Given instruction: Give the data again exactly as written, skipping any pictures.
************
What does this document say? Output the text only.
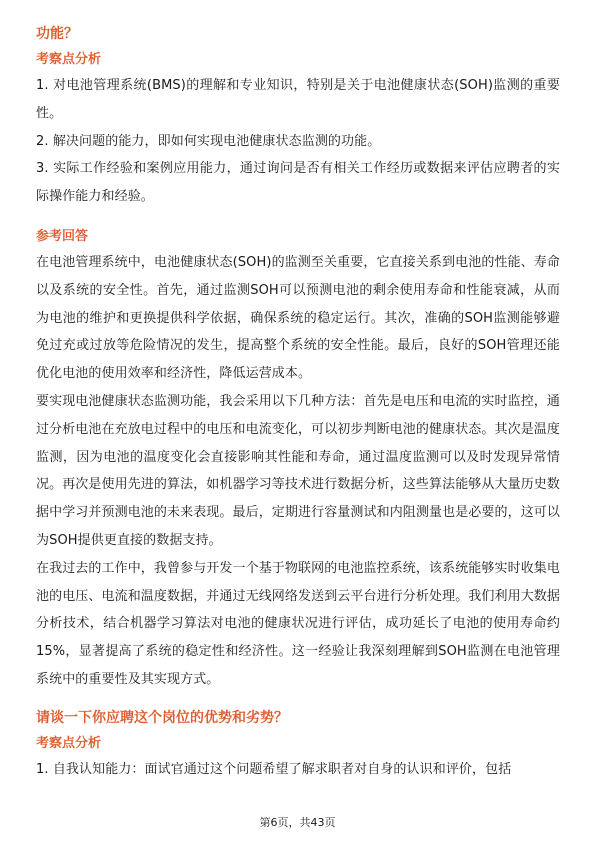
功能？

考察点分析

1. 对电池管理系统(BMS)的理解和专业知识，特别是关于电池健康状态(SOH)监测的重要性。

2. 解决问题的能力，即如何实现电池健康状态监测的功能。

3. 实际工作经验和案例应用能力，通过询问是否有相关工作经历或数据来评估应聘者的实际操作能力和经验。

参考回答

在电池管理系统中，电池健康状态(SOH)的监测至关重要，它直接关系到电池的性能、寿命以及系统的安全性。首先，通过监测SOH可以预测电池的剩余使用寿命和性能衰减，从而为电池的维护和更换提供科学依据，确保系统的稳定运行。其次，准确的SOH监测能够避免过充或过放等危险情况的发生，提高整个系统的安全性能。最后，良好的SOH管理还能优化电池的使用效率和经济性，降低运营成本。

要实现电池健康状态监测功能，我会采用以下几种方法：首先是电压和电流的实时监控，通过分析电池在充放电过程中的电压和电流变化，可以初步判断电池的健康状态。其次是温度监测，因为电池的温度变化会直接影响其性能和寿命，通过温度监测可以及时发现异常情况。再次是使用先进的算法，如机器学习等技术进行数据分析，这些算法能够从大量历史数据中学习并预测电池的未来表现。最后，定期进行容量测试和内阻测量也是必要的，这可以为SOH提供更直接的数据支持。

在我过去的工作中，我曾参与开发一个基于物联网的电池监控系统，该系统能够实时收集电池的电压、电流和温度数据，并通过无线网络发送到云平台进行分析处理。我们利用大数据分析技术，结合机器学习算法对电池的健康状况进行评估，成功延长了电池的使用寿命约15%，显著提高了系统的稳定性和经济性。这一经验让我深刻理解到SOH监测在电池管理系统中的重要性及其实现方式。

请谈一下你应聘这个岗位的优势和劣势？

考察点分析

1. 自我认知能力：面试官通过这个问题希望了解求职者对自身的认识和评价，包括

第6页，共43页
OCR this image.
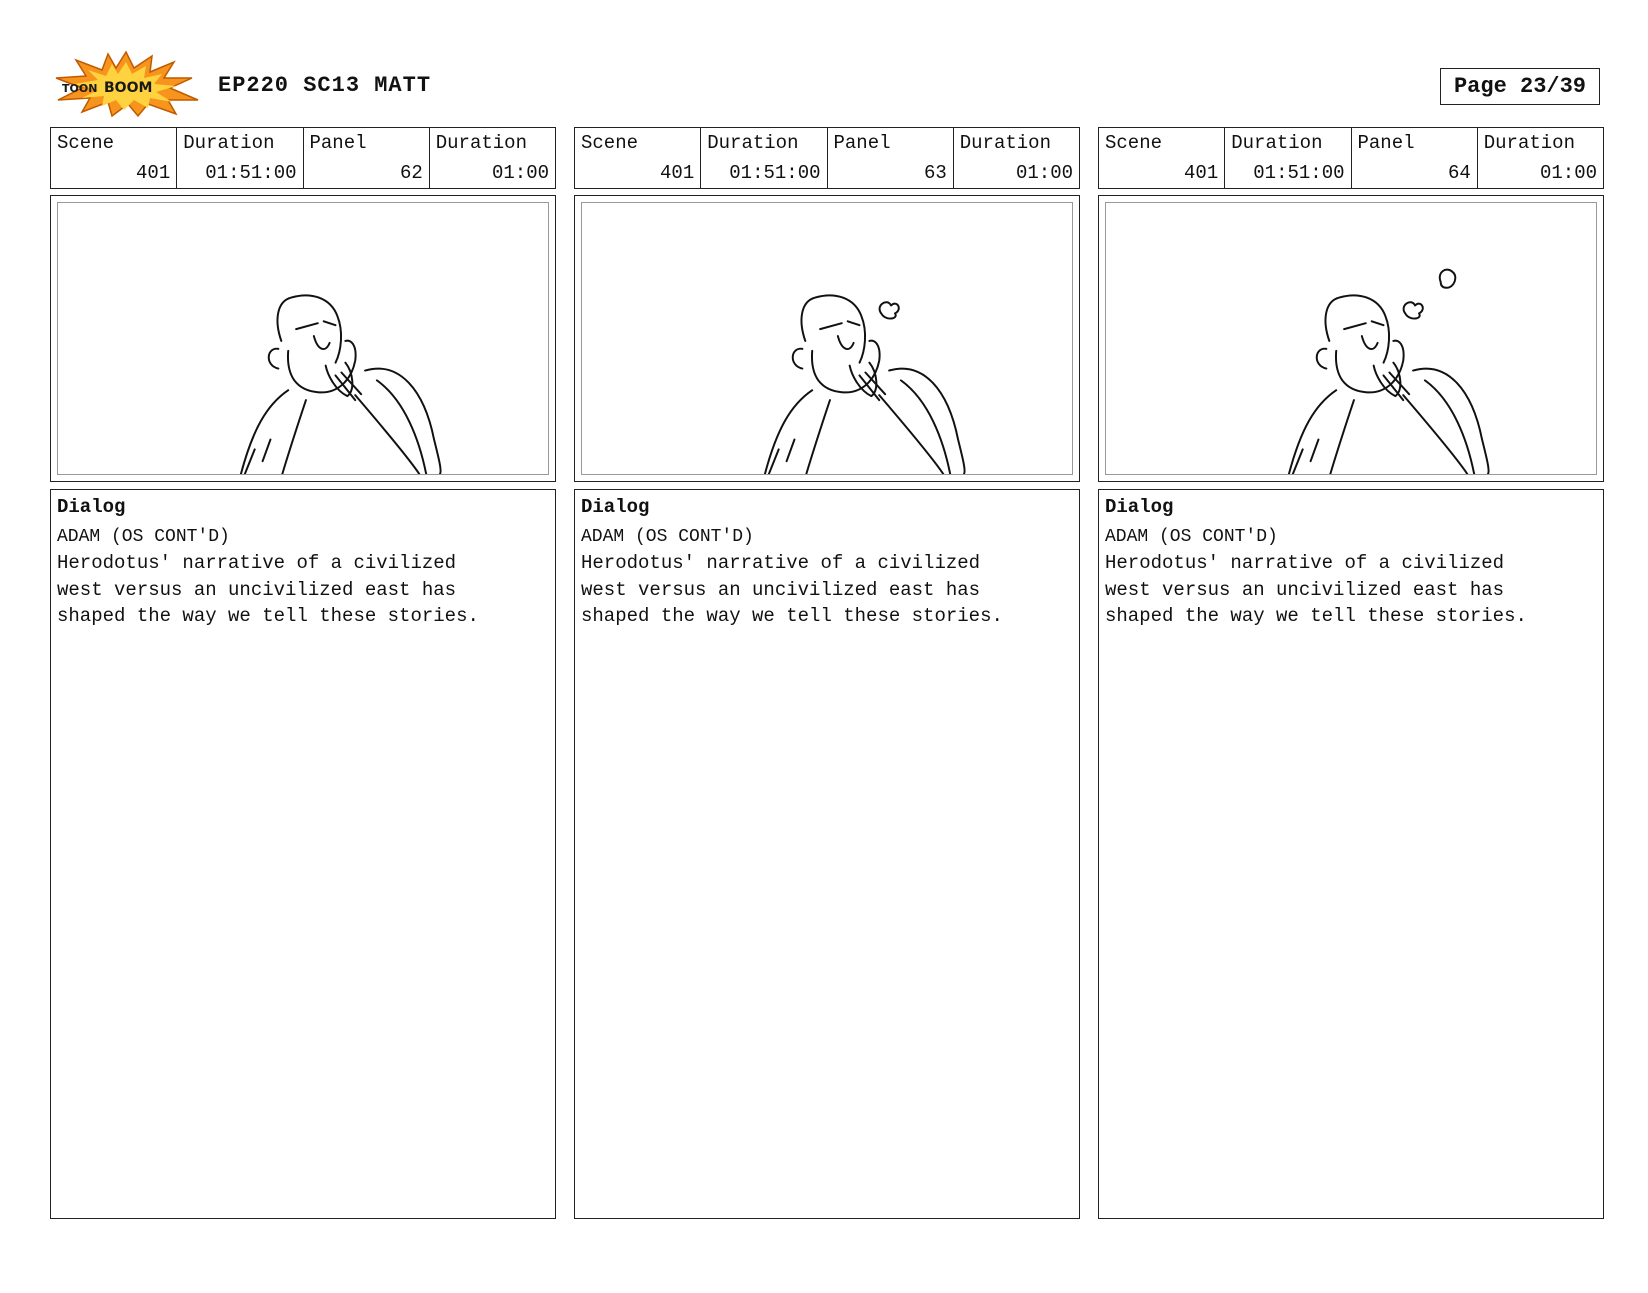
TOON BOOM	EP220 SC13 MATT	Page 23/39
Scene
401
Duration
01:51:00
Panel
62
Duration
01:00
Dialog
ADAM (OS CONT'D)
Herodotus' narrative of a civilized
west versus an uncivilized east has
shaped the way we tell these stories.
Scene
401
Duration
01:51:00
Panel
63
Duration
01:00
Dialog
ADAM (OS CONT'D)
Herodotus' narrative of a civilized
west versus an uncivilized east has
shaped the way we tell these stories.
Scene
401
Duration
01:51:00
Panel
64
Duration
01:00
Dialog
ADAM (OS CONT'D)
Herodotus' narrative of a civilized
west versus an uncivilized east has
shaped the way we tell these stories.
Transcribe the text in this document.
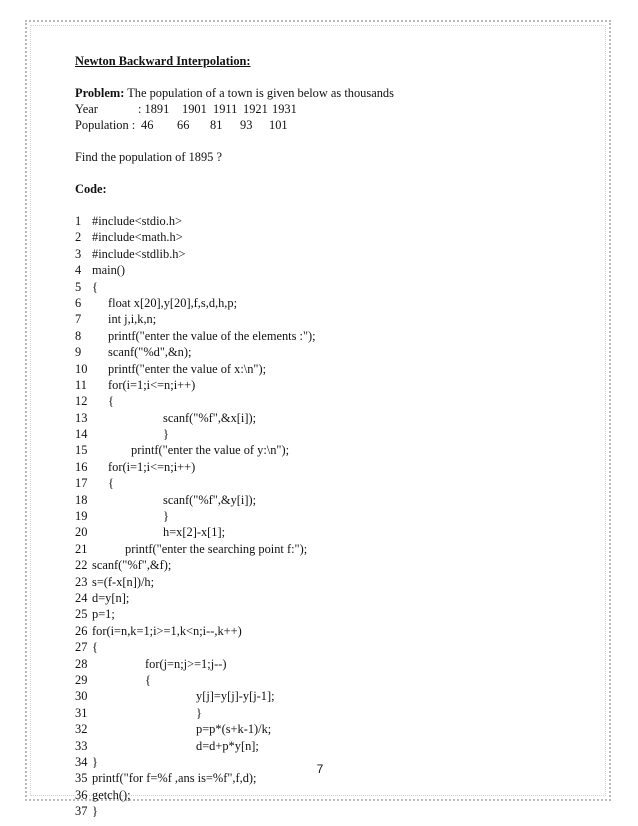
Newton Backward Interpolation:
Problem: The population of a town is given below as thousands
Year	: 1891 1901 1911 1921 1931
Population : 46 66 81 93 101
Find the population of 1895 ?
Code:
1 #include<stdio.h>
2 #include<math.h>
3 #include<stdlib.h>
4 main()
5 {
6 float x[20],y[20],f,s,d,h,p;
7 int j,i,k,n;
8 printf("enter the value of the elements :");
9 scanf("%d",&n);
10 printf("enter the value of x:\n");
11 for(i=1;i<=n;i++)
12 {
13	scanf("%f",&x[i]);
14	}
15	printf("enter the value of y:\n");
16 for(i=1;i<=n;i++)
17 {
18	scanf("%f",&y[i]);
19	}
20	h=x[2]-x[1];
21	printf("enter the searching point f:");
22 scanf("%f",&f);
23 s=(f-x[n])/h;
24 d=y[n];
25 p=1;
26 for(i=n,k=1;i>=1,k<n;i--,k++)
27 {
28	for(j=n;j>=1;j--)
29	{
30	y[j]=y[j]-y[j-1];
31	}
32	p=p*(s+k-1)/k;
33	d=d+p*y[n];
34 }
35 printf("for f=%f ,ans is=%f",f,d);
36 getch();
37 }
7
************
Final result:
What does this document say? Output the text only.
功能？

考察点分析

1. 对电池管理系统(BMS)的理解和专业知识，特别是关于电池健康状态(SOH)监测的重要性。

2. 解决问题的能力，即如何实现电池健康状态监测的功能。

3. 实际工作经验和案例应用能力，通过询问是否有相关工作经历或数据来评估应聘者的实际操作能力和经验。

参考回答

在电池管理系统中，电池健康状态(SOH)的监测至关重要，它直接关系到电池的性能、寿命以及系统的安全性。首先，通过监测SOH可以预测电池的剩余使用寿命和性能衰减，从而为电池的维护和更换提供科学依据，确保系统的稳定运行。其次，准确的SOH监测能够避免过充或过放等危险情况的发生，提高整个系统的安全性能。最后，良好的SOH管理还能优化电池的使用效率和经济性，降低运营成本。

要实现电池健康状态监测功能，我会采用以下几种方法：首先是电压和电流的实时监控，通过分析电池在充放电过程中的电压和电流变化，可以初步判断电池的健康状态。其次是温度监测，因为电池的温度变化会直接影响其性能和寿命，通过温度监测可以及时发现异常情况。再次是使用先进的算法，如机器学习等技术进行数据分析，这些算法能够从大量历史数据中学习并预测电池的未来表现。最后，定期进行容量测试和内阻测量也是必要的，这可以为SOH提供更直接的数据支持。

在我过去的工作中，我曾参与开发一个基于物联网的电池监控系统，该系统能够实时收集电池的电压、电流和温度数据，并通过无线网络发送到云平台进行分析处理。我们利用大数据分析技术，结合机器学习算法对电池的健康状况进行评估，成功延长了电池的使用寿命约15%，显著提高了系统的稳定性和经济性。这一经验让我深刻理解到SOH监测在电池管理系统中的重要性及其实现方式。

请谈一下你应聘这个岗位的优势和劣势？

考察点分析

1. 自我认知能力：面试官通过这个问题希望了解求职者对自身的认识和评价，包括

第6页，共43页
OCR this image.
TOON BOOM	EP220 SC13 MATT	Page 23/39
Scene
401
Duration
01:51:00
Panel
62
Duration
01:00
Dialog
ADAM (OS CONT'D)
Herodotus' narrative of a civilized
west versus an uncivilized east has
shaped the way we tell these stories.
Scene
401
Duration
01:51:00
Panel
63
Duration
01:00
Dialog
ADAM (OS CONT'D)
Herodotus' narrative of a civilized
west versus an uncivilized east has
shaped the way we tell these stories.
Scene
401
Duration
01:51:00
Panel
64
Duration
01:00
Dialog
ADAM (OS CONT'D)
Herodotus' narrative of a civilized
west versus an uncivilized east has
shaped the way we tell these stories.
Transcribe the text in this document.
Newton Backward Interpolation:
Problem: The population of a town is given below as thousands
Year	: 1891 1901 1911 1921 1931
Population : 46 66 81 93 101
Find the population of 1895 ?
Code:
1 #include<stdio.h>
2 #include<math.h>
3 #include<stdlib.h>
4 main()
5 {
6 float x[20],y[20],f,s,d,h,p;
7 int j,i,k,n;
8 printf("enter the value of the elements :");
9 scanf("%d",&n);
10 printf("enter the value of x:\n");
11 for(i=1;i<=n;i++)
12 {
13	scanf("%f",&x[i]);
14	}
15	printf("enter the value of y:\n");
16 for(i=1;i<=n;i++)
17 {
18	scanf("%f",&y[i]);
19	}
20	h=x[2]-x[1];
21	printf("enter the searching point f:");
22 scanf("%f",&f);
23 s=(f-x[n])/h;
24 d=y[n];
25 p=1;
26 for(i=n,k=1;i>=1,k<n;i--,k++)
27 {
28	for(j=n;j>=1;j--)
29	{
30	y[j]=y[j]-y[j-1];
31	}
32	p=p*(s+k-1)/k;
33	d=d+p*y[n];
34 }
35 printf("for f=%f ,ans is=%f",f,d);
36 getch();
37 }
7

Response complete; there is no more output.